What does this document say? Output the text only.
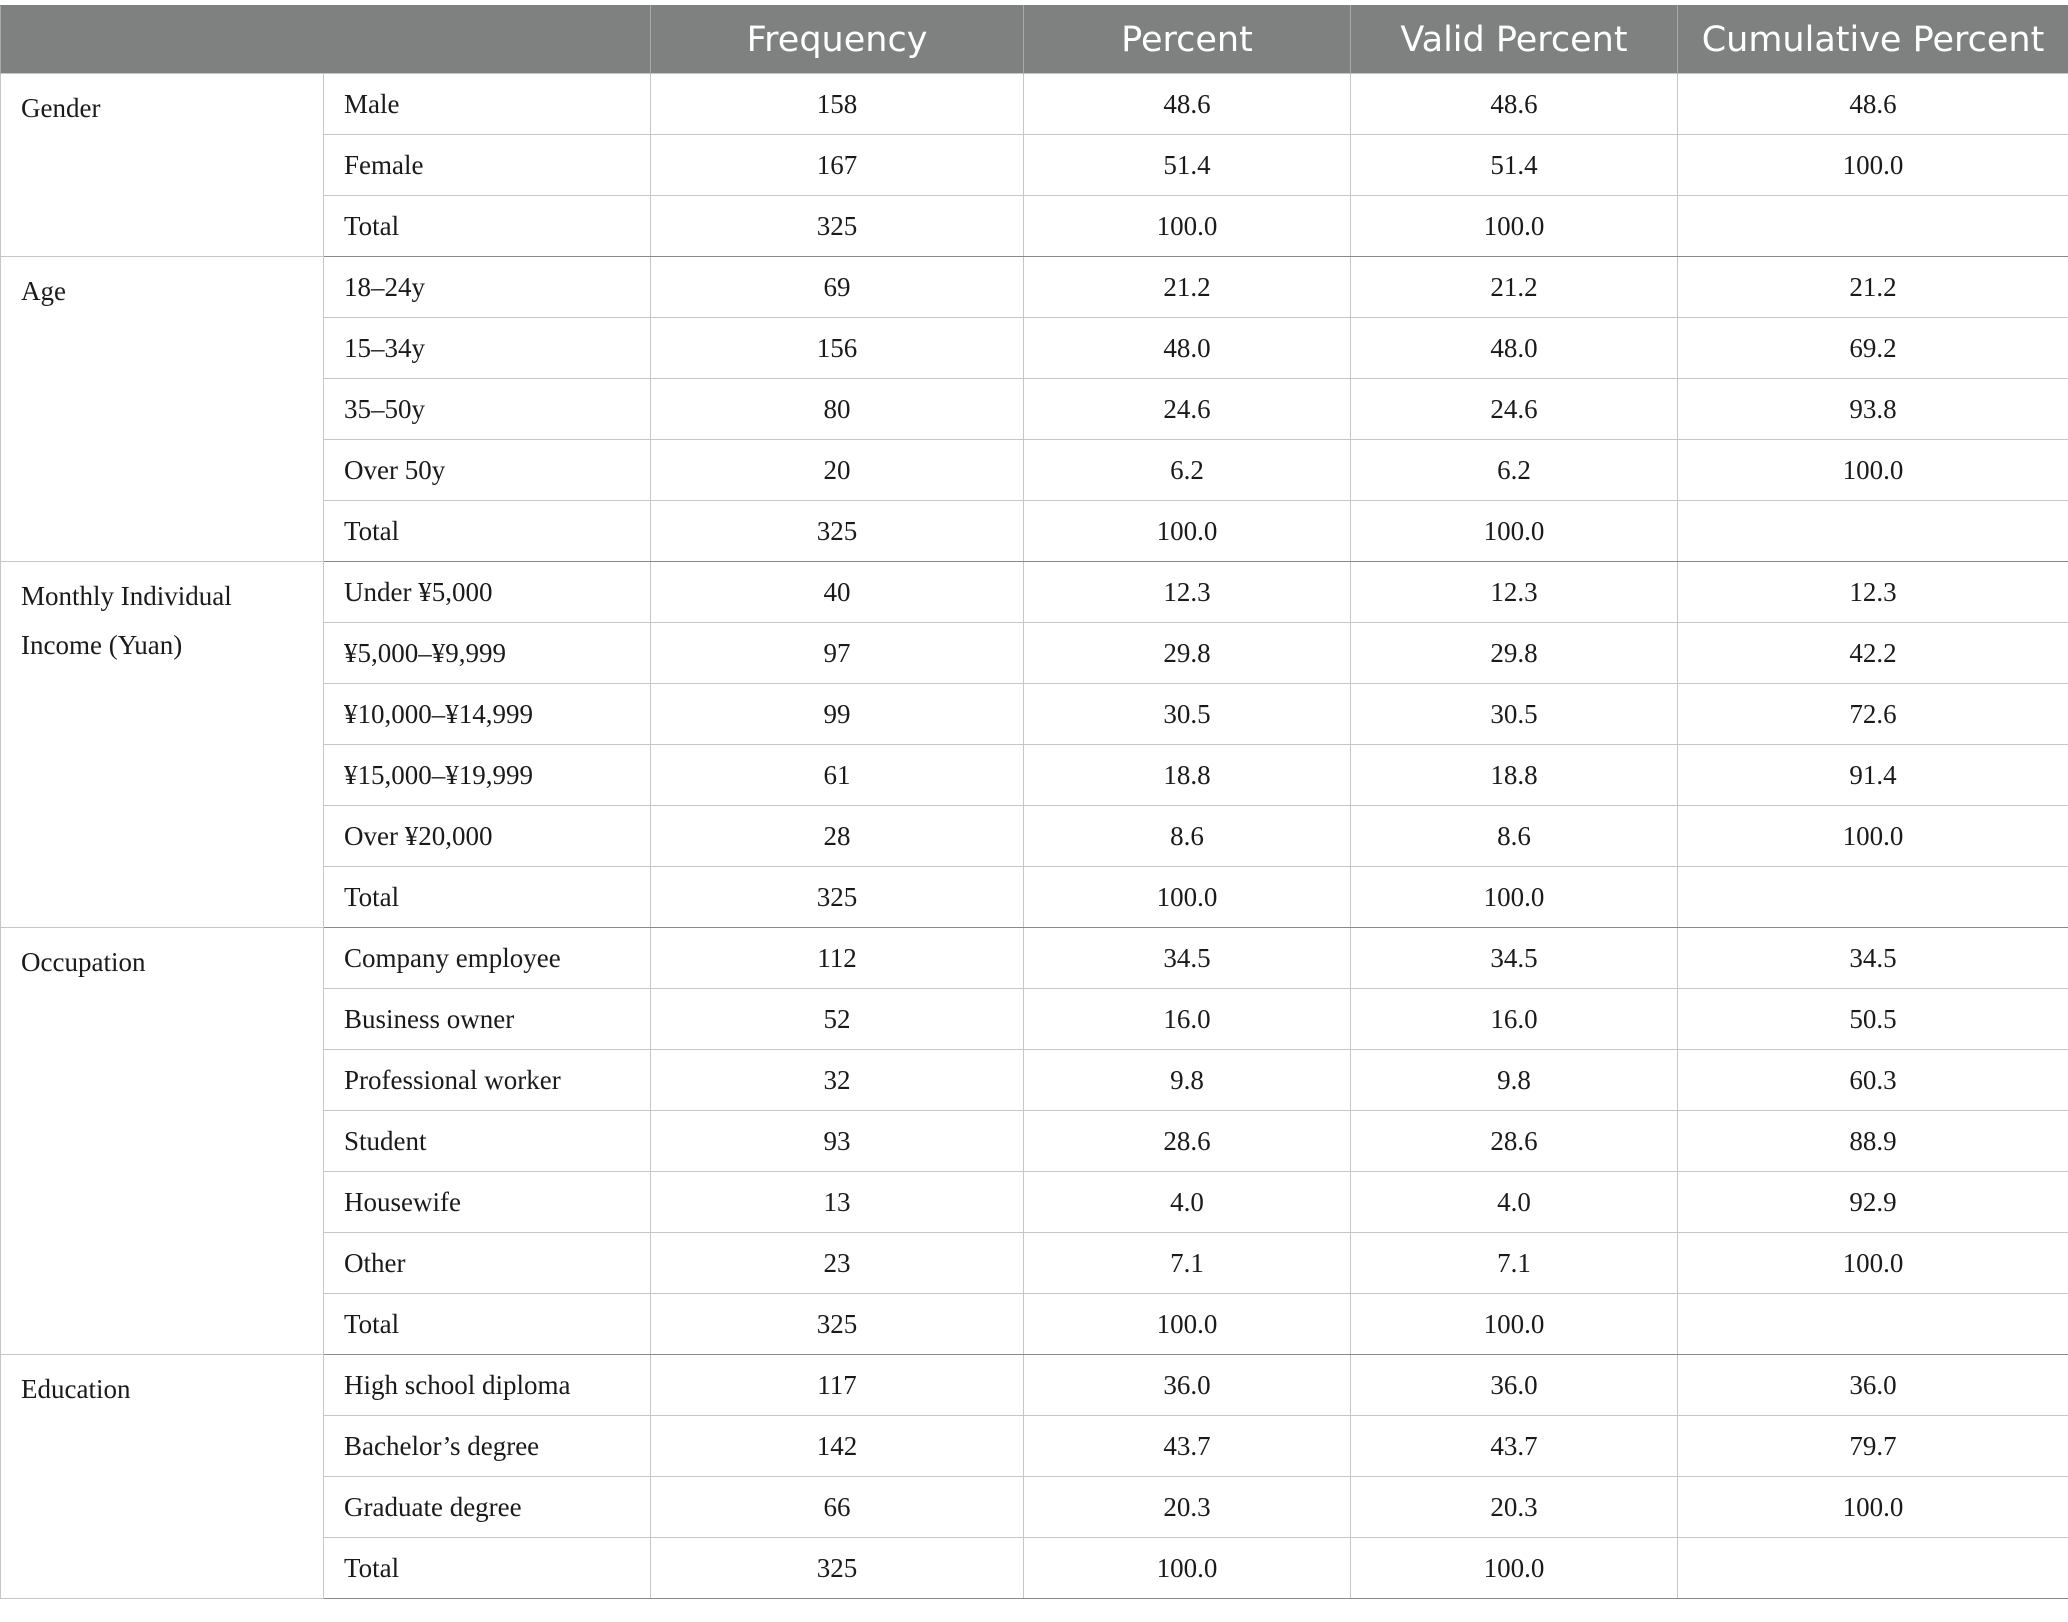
		Frequency	Percent	Valid Percent	Cumulative Percent
Gender	Male	158	48.6	48.6	48.6
	Female	167	51.4	51.4	100.0
	Total	325	100.0	100.0	
Age	18–24y	69	21.2	21.2	21.2
	15–34y	156	48.0	48.0	69.2
	35–50y	80	24.6	24.6	93.8
	Over 50y	20	6.2	6.2	100.0
	Total	325	100.0	100.0	
Monthly Individual Income (Yuan)	Under ¥5,000	40	12.3	12.3	12.3
	¥5,000–¥9,999	97	29.8	29.8	42.2
	¥10,000–¥14,999	99	30.5	30.5	72.6
	¥15,000–¥19,999	61	18.8	18.8	91.4
	Over ¥20,000	28	8.6	8.6	100.0
	Total	325	100.0	100.0	
Occupation	Company employee	112	34.5	34.5	34.5
	Business owner	52	16.0	16.0	50.5
	Professional worker	32	9.8	9.8	60.3
	Student	93	28.6	28.6	88.9
	Housewife	13	4.0	4.0	92.9
	Other	23	7.1	7.1	100.0
	Total	325	100.0	100.0	
Education	High school diploma	117	36.0	36.0	36.0
	Bachelor’s degree	142	43.7	43.7	79.7
	Graduate degree	66	20.3	20.3	100.0
	Total	325	100.0	100.0	
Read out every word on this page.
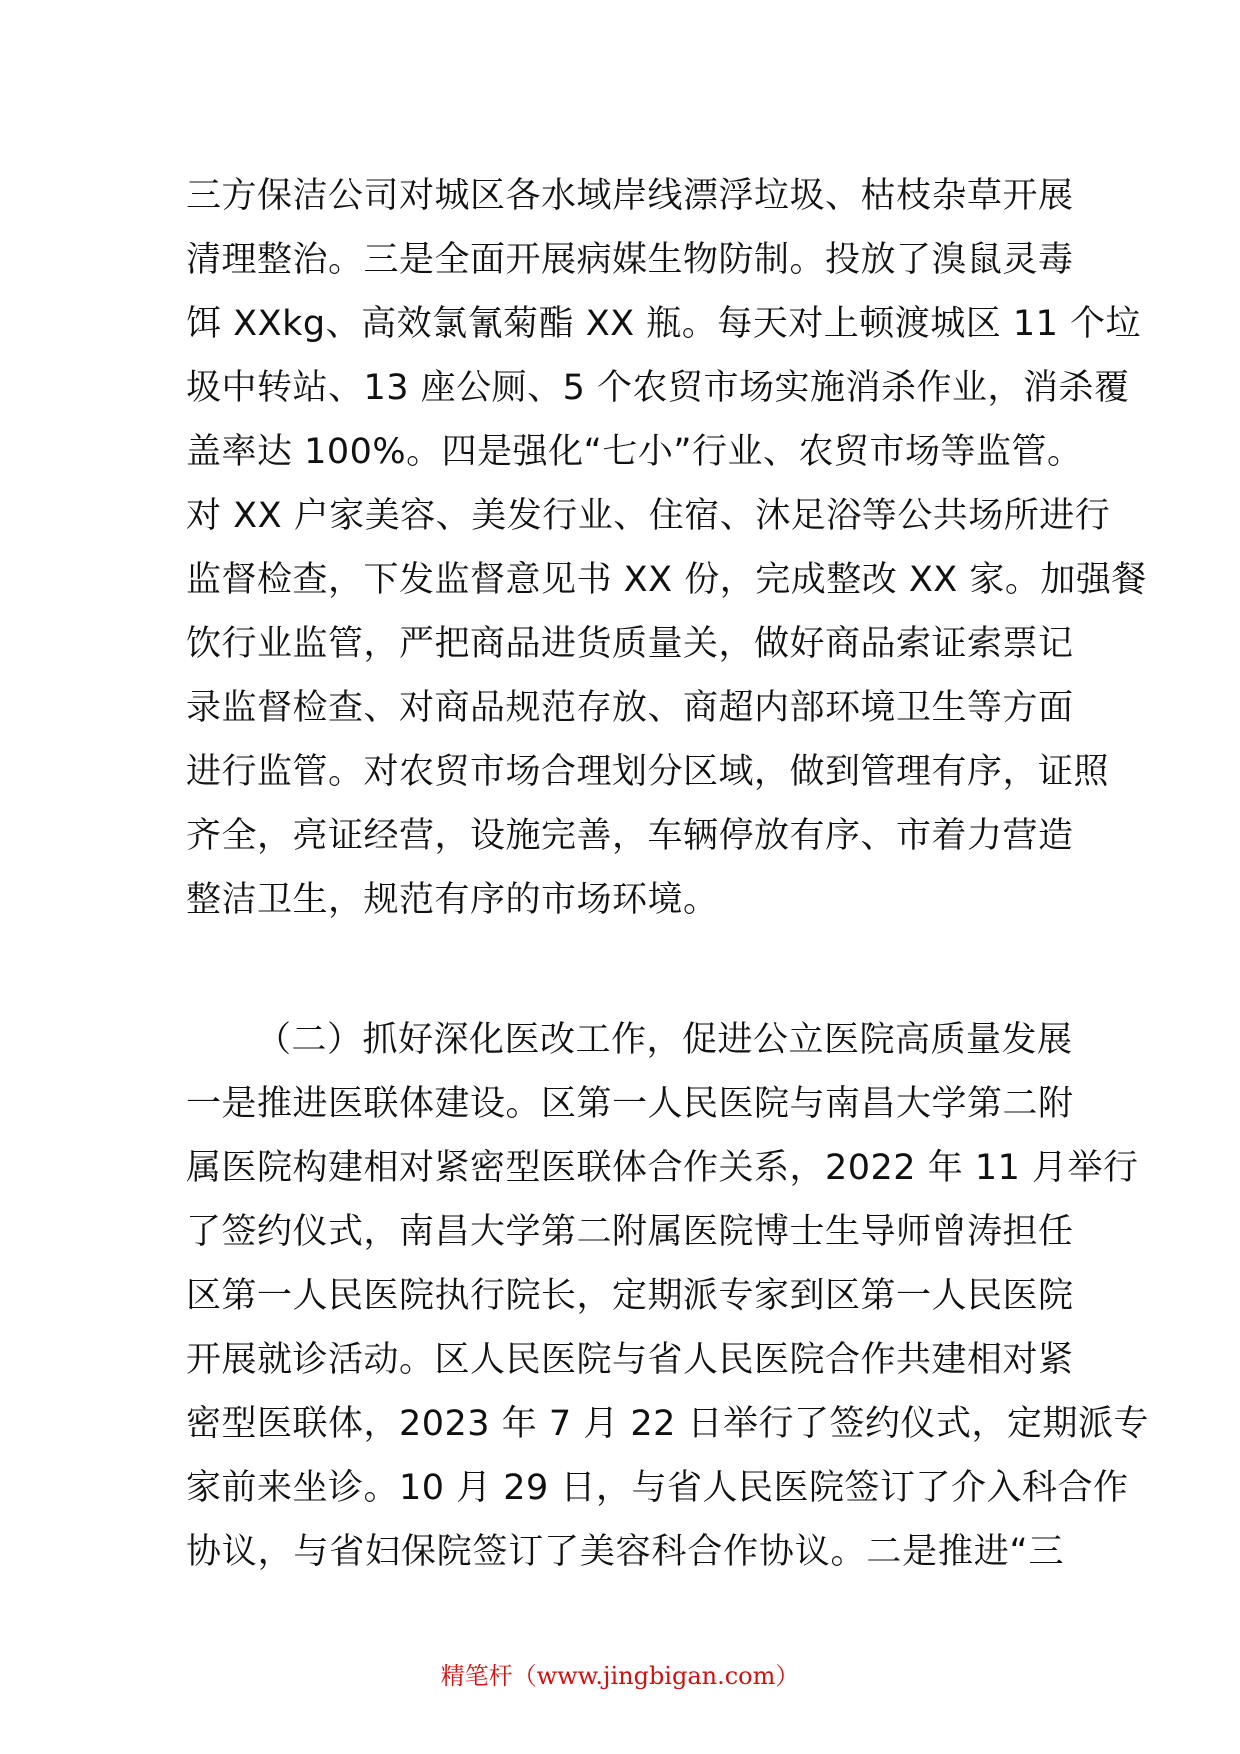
三方保洁公司对城区各水域岸线漂浮垃圾、枯枝杂草开展
清理整治。三是全面开展病媒生物防制。投放了溴鼠灵毒
饵 XXkg、高效氯氰菊酯 XX 瓶。每天对上顿渡城区 11 个垃
圾中转站、13 座公厕、5 个农贸市场实施消杀作业，消杀覆
盖率达 100%。四是强化“七小”行业、农贸市场等监管。
对 XX 户家美容、美发行业、住宿、沐足浴等公共场所进行
监督检查，下发监督意见书 XX 份，完成整改 XX 家。加强餐
饮行业监管，严把商品进货质量关，做好商品索证索票记
录监督检查、对商品规范存放、商超内部环境卫生等方面
进行监管。对农贸市场合理划分区域，做到管理有序，证照
齐全，亮证经营，设施完善，车辆停放有序、市着力营造
整洁卫生，规范有序的市场环境。
（二）抓好深化医改工作，促进公立医院高质量发展
一是推进医联体建设。区第一人民医院与南昌大学第二附
属医院构建相对紧密型医联体合作关系，2022 年 11 月举行
了签约仪式，南昌大学第二附属医院博士生导师曾涛担任
区第一人民医院执行院长，定期派专家到区第一人民医院
开展就诊活动。区人民医院与省人民医院合作共建相对紧
密型医联体，2023 年 7 月 22 日举行了签约仪式，定期派专
家前来坐诊。10 月 29 日，与省人民医院签订了介入科合作
协议，与省妇保院签订了美容科合作协议。二是推进“三
精笔杆（www.jingbigan.com）
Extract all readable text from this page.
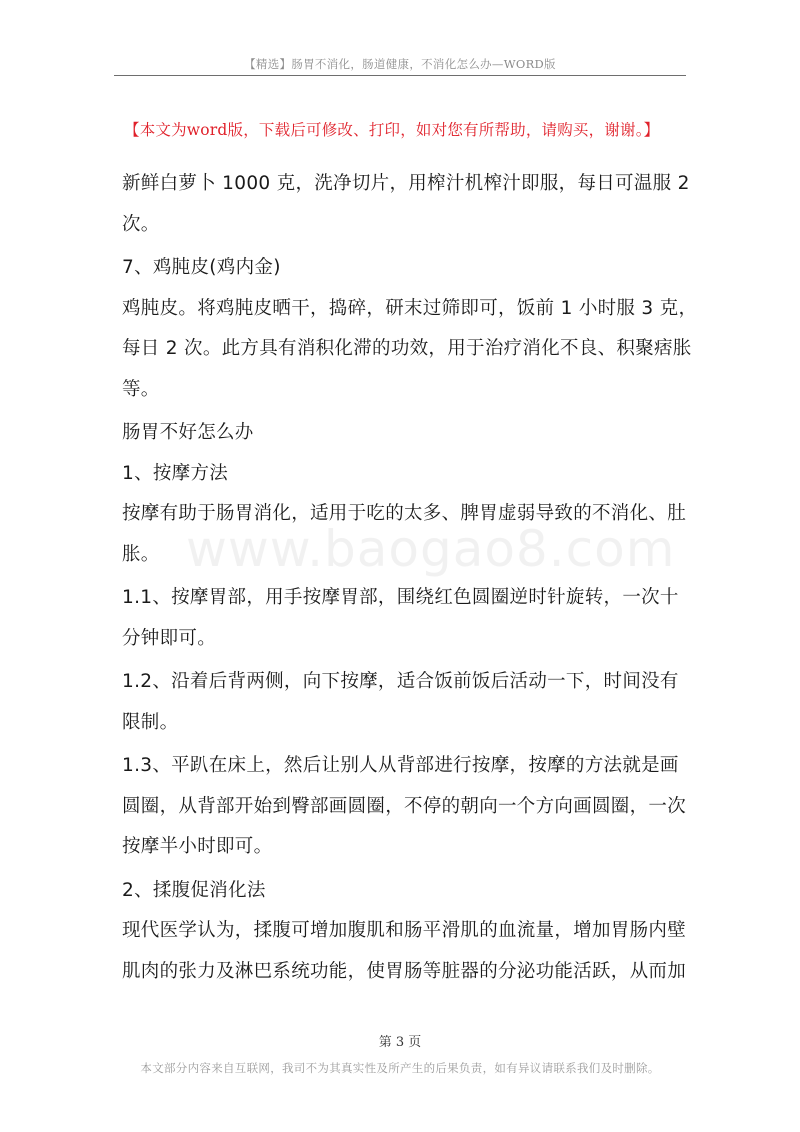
【精选】肠胃不消化，肠道健康，不消化怎么办—WORD版
【本文为word版，下载后可修改、打印，如对您有所帮助，请购买，谢谢。】
www.baogao8.com

新鲜白萝卜 1000 克，洗净切片，用榨汁机榨汁即服，每日可温服 2

次。

7、鸡肫皮(鸡内金)

鸡肫皮。将鸡肫皮晒干，捣碎，研末过筛即可，饭前 1 小时服 3 克，

每日 2 次。此方具有消积化滞的功效，用于治疗消化不良、积聚痞胀

等。

肠胃不好怎么办

1、按摩方法

按摩有助于肠胃消化，适用于吃的太多、脾胃虚弱导致的不消化、肚

胀。

1.1、按摩胃部，用手按摩胃部，围绕红色圆圈逆时针旋转，一次十

分钟即可。

1.2、沿着后背两侧，向下按摩，适合饭前饭后活动一下，时间没有

限制。

1.3、平趴在床上，然后让别人从背部进行按摩，按摩的方法就是画

圆圈，从背部开始到臀部画圆圈，不停的朝向一个方向画圆圈，一次

按摩半小时即可。

2、揉腹促消化法

现代医学认为，揉腹可增加腹肌和肠平滑肌的血流量，增加胃肠内壁

肌肉的张力及淋巴系统功能，使胃肠等脏器的分泌功能活跃，从而加

第 3 页
本文部分内容来自互联网，我司不为其真实性及所产生的后果负责，如有异议请联系我们及时删除。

---+---

Aim of the exercise: Write down exactly the lines running from the line with "Extract all readable text from this page." through the end of the material, both ends included, and none of the pictures.

Task result:
Extract all readable text from this page.
【精选】肠胃不消化，肠道健康，不消化怎么办—WORD版
【本文为word版，下载后可修改、打印，如对您有所帮助，请购买，谢谢。】
www.baogao8.com

新鲜白萝卜 1000 克，洗净切片，用榨汁机榨汁即服，每日可温服 2

次。

7、鸡肫皮(鸡内金)

鸡肫皮。将鸡肫皮晒干，捣碎，研末过筛即可，饭前 1 小时服 3 克，

每日 2 次。此方具有消积化滞的功效，用于治疗消化不良、积聚痞胀

等。

肠胃不好怎么办

1、按摩方法

按摩有助于肠胃消化，适用于吃的太多、脾胃虚弱导致的不消化、肚

胀。

1.1、按摩胃部，用手按摩胃部，围绕红色圆圈逆时针旋转，一次十

分钟即可。

1.2、沿着后背两侧，向下按摩，适合饭前饭后活动一下，时间没有

限制。

1.3、平趴在床上，然后让别人从背部进行按摩，按摩的方法就是画

圆圈，从背部开始到臀部画圆圈，不停的朝向一个方向画圆圈，一次

按摩半小时即可。

2、揉腹促消化法

现代医学认为，揉腹可增加腹肌和肠平滑肌的血流量，增加胃肠内壁

肌肉的张力及淋巴系统功能，使胃肠等脏器的分泌功能活跃，从而加

第 3 页
本文部分内容来自互联网，我司不为其真实性及所产生的后果负责，如有异议请联系我们及时删除。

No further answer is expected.